DESCRIPTION OF THE TASK: Of all the lines in the material, how many include the word "有效分解非平稳数据"? Give only the number.

(Lines of data)
- - - - - - -

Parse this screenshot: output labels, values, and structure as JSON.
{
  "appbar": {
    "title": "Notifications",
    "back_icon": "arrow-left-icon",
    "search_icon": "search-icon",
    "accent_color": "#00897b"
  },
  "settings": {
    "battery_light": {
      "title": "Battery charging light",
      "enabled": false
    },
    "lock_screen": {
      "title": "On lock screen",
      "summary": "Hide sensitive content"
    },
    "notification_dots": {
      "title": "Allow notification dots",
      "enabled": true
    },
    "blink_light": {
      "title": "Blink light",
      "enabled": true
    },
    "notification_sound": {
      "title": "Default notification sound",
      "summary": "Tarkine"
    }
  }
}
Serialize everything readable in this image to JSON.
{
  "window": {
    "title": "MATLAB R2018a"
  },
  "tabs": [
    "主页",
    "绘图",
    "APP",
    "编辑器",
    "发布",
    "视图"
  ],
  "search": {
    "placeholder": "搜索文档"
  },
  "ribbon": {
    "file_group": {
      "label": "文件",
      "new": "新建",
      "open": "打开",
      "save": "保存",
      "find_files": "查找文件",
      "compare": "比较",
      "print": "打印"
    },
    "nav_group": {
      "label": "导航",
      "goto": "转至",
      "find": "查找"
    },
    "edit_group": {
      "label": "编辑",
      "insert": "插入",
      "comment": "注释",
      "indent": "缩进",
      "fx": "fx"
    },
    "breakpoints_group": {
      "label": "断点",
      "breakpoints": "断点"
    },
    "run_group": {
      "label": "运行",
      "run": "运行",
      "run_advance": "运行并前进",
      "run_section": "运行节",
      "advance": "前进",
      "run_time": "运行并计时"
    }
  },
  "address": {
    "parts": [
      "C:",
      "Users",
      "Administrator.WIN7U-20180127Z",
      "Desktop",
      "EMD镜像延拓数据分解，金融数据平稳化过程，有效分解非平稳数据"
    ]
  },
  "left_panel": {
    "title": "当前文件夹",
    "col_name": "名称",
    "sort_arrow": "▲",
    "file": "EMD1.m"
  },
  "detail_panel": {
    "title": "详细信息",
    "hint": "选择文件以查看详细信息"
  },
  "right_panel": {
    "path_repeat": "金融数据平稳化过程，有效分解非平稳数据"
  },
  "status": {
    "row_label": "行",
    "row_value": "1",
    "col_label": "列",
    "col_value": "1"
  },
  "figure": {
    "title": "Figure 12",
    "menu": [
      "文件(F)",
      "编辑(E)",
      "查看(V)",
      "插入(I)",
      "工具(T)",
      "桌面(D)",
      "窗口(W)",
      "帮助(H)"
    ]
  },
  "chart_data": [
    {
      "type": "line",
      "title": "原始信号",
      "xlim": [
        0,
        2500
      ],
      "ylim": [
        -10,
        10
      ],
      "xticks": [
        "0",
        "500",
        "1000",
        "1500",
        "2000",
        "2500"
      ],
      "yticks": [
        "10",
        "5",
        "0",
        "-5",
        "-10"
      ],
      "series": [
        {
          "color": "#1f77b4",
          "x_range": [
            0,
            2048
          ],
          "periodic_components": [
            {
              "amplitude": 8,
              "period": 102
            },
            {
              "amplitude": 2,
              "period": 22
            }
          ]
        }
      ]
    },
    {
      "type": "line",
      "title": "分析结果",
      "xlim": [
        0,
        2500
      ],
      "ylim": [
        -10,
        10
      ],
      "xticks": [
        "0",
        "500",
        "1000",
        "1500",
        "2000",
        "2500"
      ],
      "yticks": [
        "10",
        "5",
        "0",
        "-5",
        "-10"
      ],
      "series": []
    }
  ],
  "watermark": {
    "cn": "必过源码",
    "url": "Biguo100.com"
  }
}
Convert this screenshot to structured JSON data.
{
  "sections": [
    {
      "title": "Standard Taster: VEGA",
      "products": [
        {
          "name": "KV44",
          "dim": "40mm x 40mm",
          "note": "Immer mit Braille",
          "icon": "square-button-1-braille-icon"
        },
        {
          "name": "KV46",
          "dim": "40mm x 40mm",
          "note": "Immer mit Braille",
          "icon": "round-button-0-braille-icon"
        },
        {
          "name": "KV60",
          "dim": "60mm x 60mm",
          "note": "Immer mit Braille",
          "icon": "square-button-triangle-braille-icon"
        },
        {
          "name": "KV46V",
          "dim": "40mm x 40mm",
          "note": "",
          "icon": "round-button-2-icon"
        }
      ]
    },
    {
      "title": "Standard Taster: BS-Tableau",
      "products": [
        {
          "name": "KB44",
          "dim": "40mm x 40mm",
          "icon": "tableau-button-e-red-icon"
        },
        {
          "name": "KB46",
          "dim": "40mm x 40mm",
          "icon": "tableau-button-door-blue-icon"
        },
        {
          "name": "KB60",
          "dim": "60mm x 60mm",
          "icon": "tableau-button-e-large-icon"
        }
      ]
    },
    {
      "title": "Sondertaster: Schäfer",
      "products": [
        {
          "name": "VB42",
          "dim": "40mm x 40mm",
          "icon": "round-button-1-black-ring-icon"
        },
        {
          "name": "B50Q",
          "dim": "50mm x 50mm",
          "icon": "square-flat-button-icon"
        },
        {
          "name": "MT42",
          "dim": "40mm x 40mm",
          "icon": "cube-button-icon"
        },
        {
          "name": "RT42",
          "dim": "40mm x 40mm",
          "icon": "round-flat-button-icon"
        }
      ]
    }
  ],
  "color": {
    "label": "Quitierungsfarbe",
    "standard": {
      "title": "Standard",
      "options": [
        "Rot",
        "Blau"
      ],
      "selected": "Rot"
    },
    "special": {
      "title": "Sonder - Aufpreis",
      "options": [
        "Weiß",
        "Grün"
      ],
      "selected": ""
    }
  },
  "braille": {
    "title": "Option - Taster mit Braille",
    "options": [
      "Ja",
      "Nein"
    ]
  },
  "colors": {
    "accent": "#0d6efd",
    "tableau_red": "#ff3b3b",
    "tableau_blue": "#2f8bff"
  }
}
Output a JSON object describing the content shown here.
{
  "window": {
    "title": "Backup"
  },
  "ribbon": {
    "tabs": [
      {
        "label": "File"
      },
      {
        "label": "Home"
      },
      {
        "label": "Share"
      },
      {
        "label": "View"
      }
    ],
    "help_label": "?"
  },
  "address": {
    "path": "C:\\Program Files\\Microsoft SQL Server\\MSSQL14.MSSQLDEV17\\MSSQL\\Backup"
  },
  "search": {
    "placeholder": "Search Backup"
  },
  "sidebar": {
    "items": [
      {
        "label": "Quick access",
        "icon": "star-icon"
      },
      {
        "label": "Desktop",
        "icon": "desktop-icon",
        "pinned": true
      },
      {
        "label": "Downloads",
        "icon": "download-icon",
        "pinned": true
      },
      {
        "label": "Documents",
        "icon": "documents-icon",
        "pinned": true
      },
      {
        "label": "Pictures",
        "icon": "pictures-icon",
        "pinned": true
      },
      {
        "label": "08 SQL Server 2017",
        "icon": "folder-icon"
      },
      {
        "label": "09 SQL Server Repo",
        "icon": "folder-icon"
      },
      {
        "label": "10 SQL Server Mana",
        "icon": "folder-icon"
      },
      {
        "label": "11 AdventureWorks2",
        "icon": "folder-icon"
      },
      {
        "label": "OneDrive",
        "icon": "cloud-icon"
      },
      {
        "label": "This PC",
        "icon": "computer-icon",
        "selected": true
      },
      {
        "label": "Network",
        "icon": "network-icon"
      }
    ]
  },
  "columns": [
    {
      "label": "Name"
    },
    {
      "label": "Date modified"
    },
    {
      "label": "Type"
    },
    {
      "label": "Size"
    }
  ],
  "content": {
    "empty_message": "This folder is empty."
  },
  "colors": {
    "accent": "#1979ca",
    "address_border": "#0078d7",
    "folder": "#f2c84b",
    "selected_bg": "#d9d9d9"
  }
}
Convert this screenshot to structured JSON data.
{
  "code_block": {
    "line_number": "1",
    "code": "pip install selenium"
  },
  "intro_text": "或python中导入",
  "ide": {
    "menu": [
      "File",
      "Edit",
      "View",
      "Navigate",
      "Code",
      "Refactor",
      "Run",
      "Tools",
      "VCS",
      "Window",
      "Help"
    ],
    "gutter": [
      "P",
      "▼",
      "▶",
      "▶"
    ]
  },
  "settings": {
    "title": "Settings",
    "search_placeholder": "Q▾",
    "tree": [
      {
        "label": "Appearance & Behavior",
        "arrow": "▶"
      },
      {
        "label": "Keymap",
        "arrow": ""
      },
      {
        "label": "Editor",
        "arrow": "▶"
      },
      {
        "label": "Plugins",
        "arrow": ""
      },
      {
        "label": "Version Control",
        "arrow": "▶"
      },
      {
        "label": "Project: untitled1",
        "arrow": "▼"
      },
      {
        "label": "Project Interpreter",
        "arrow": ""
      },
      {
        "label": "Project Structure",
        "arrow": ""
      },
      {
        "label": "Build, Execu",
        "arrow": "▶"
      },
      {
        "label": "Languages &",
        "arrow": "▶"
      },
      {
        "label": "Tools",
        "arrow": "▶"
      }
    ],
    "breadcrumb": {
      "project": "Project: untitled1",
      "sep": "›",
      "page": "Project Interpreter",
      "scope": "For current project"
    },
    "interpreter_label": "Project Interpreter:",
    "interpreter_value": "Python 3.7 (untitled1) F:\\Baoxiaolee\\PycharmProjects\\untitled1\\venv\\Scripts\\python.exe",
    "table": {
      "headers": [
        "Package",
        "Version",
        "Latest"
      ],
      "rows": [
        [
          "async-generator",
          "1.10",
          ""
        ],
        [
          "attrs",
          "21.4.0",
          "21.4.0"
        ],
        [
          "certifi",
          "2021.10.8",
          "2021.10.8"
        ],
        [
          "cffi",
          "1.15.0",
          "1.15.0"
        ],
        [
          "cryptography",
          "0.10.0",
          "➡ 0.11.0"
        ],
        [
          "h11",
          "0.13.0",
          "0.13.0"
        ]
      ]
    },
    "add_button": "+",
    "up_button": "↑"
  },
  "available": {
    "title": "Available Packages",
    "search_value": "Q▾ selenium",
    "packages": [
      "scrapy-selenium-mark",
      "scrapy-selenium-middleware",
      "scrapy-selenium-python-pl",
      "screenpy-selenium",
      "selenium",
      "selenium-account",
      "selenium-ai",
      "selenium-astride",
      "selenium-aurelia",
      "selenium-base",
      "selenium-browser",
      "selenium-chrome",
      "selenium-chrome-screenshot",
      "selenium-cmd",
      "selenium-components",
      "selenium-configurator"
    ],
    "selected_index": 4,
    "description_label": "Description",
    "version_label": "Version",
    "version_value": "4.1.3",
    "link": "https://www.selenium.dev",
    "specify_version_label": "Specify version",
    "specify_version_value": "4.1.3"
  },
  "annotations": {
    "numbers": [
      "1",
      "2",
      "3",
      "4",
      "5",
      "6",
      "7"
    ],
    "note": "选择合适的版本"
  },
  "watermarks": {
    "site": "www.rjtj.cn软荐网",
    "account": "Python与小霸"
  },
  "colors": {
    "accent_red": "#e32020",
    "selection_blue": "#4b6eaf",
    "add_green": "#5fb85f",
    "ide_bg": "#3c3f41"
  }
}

- - - - - - -

WRITTEN ANSWER: 2